Textauszug ->
+ + + + + + +
1956 wird ihr aufgrund ihrer herausragenden Leistungen das Große Bundesverdienstkreuz verliehen. 1958 zieht sich Selbert aus der Politik zurück und erhält in den darauffolgenden Jahren bedeutende Auszeichnungen, wie zum Beispiel den Wappenring der Stadt Kassel oder die Wilhelm-Leuschner Medaille. Außerdem wird noch eine Stiftung ins Leben gerufen, die ihren Namen trägt  und den Einsatz für Frauenrechte würdigt. 1984 wird sie zur Ehrenbürgerin Kassels ernannt. Am 9. Juni 1986 stirbt Elisabeth Selbert im Alter von 90 Jahren in Kassel. Ihre Vorstellungen, einmal hessische Justizministerin oder Bundesverfassungsrichterin zu werden - Ämter, für die sie hoch qualifiziert war - hatten sich nicht verwirklichen lassen. Ihren Nachlass wird der Enkel Axel Selbert später dem Archiv der deutschen Frauenbewegung und nicht dem SPD-Archiv, dem Archiv der Friedrich-Ebert-Stiftung, übergeben.
+ + + + + + +
Ausgangsmaterial ->
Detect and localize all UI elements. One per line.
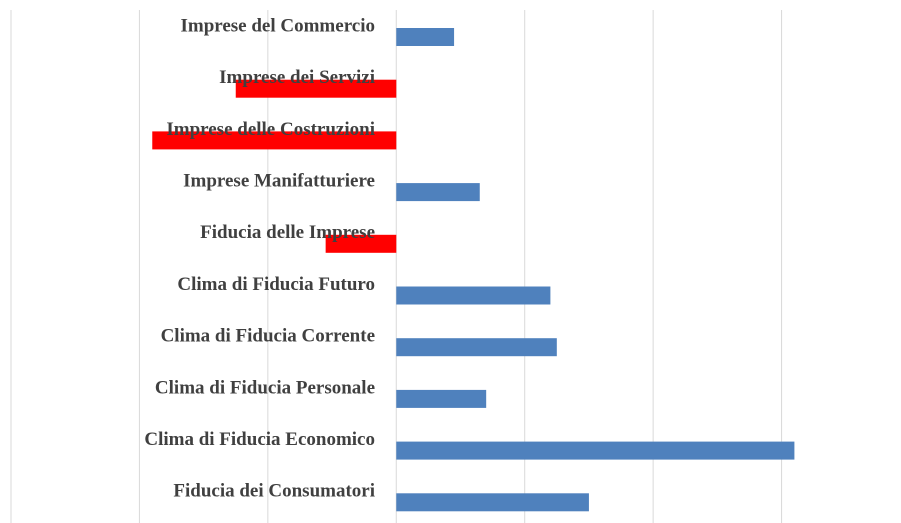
+ + + + + + +
Fasse den Textauszug über Elisabeth Selbert in zwei Sätzen zusammen.

Endergebnis ->
Elisabeth Selbert erhielt 1956 das Große Bundesverdienstkreuz, zog sich 1958 aus der Politik zurück und wurde danach unter anderem mit dem Wappenring der Stadt Kassel, der Wilhelm-Leuschner Medaille, einer nach ihr benannten Stiftung und 1984 der Ehrenbürgerschaft Kassels geehrt. Sie starb am 9. Juni 1986 mit 90 Jahren in Kassel, ohne hessische Justizministerin oder Bundesverfassungsrichterin geworden zu sein, und ihr Enkel Axel Selbert übergab ihren Nachlass später dem Archiv der deutschen Frauenbewegung.